------ Excerpted data ------

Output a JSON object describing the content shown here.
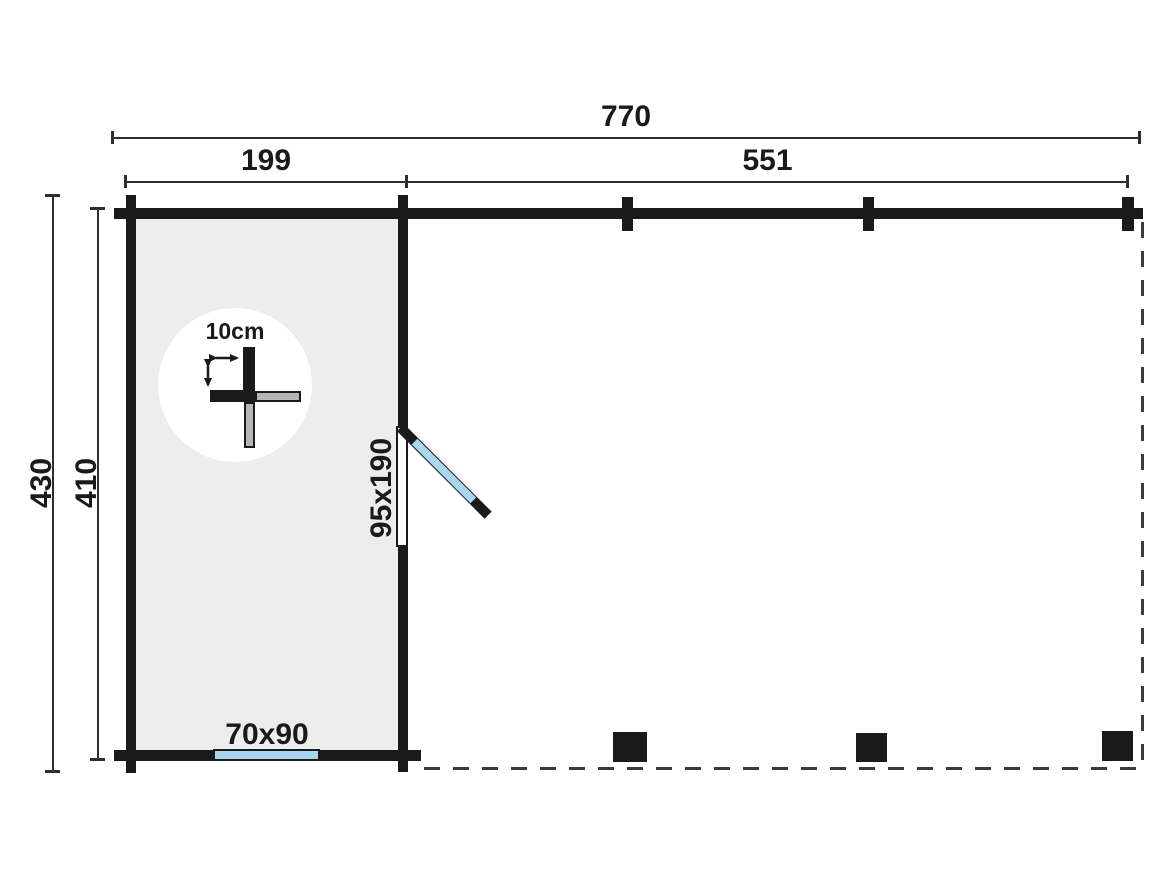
{
  "document": {
    "type": "floor-plan-drawing",
    "description": "Top-view dimension plan of a log cabin room with attached open canopy area"
  },
  "dimensions": {
    "overall_width": "770",
    "left_section_width": "199",
    "right_section_width": "551",
    "overall_depth": "430",
    "inner_depth": "410"
  },
  "annotations": {
    "wall_thickness_label": "10cm",
    "door_size_label": "95x190",
    "window_size_label": "70x90"
  },
  "features": {
    "posts_count": 3,
    "wall_post_marks_count": 3,
    "door_state": "open-45deg",
    "open_area_boundary": "dashed"
  },
  "colors": {
    "background": "#ffffff",
    "wall": "#1a1a1a",
    "room_fill": "#ededed",
    "glazing": "#a9d6ef",
    "log_fill": "#b5b5b5",
    "dim_line": "#2e2e2e",
    "dashed_line": "#3c3c3c",
    "text": "#1a1a1a"
  }
}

------

**Goal**
Exclude the images and reproduce the remaining data exactly.

**Result**
Output a JSON object describing the content shown here.
{
  "document": {
    "type": "floor-plan-drawing",
    "description": "Top-view dimension plan of a log cabin room with attached open canopy area"
  },
  "dimensions": {
    "overall_width": "770",
    "left_section_width": "199",
    "right_section_width": "551",
    "overall_depth": "430",
    "inner_depth": "410"
  },
  "annotations": {
    "wall_thickness_label": "10cm",
    "door_size_label": "95x190",
    "window_size_label": "70x90"
  },
  "features": {
    "posts_count": 3,
    "wall_post_marks_count": 3,
    "door_state": "open-45deg",
    "open_area_boundary": "dashed"
  },
  "colors": {
    "background": "#ffffff",
    "wall": "#1a1a1a",
    "room_fill": "#ededed",
    "glazing": "#a9d6ef",
    "log_fill": "#b5b5b5",
    "dim_line": "#2e2e2e",
    "dashed_line": "#3c3c3c",
    "text": "#1a1a1a"
  }
}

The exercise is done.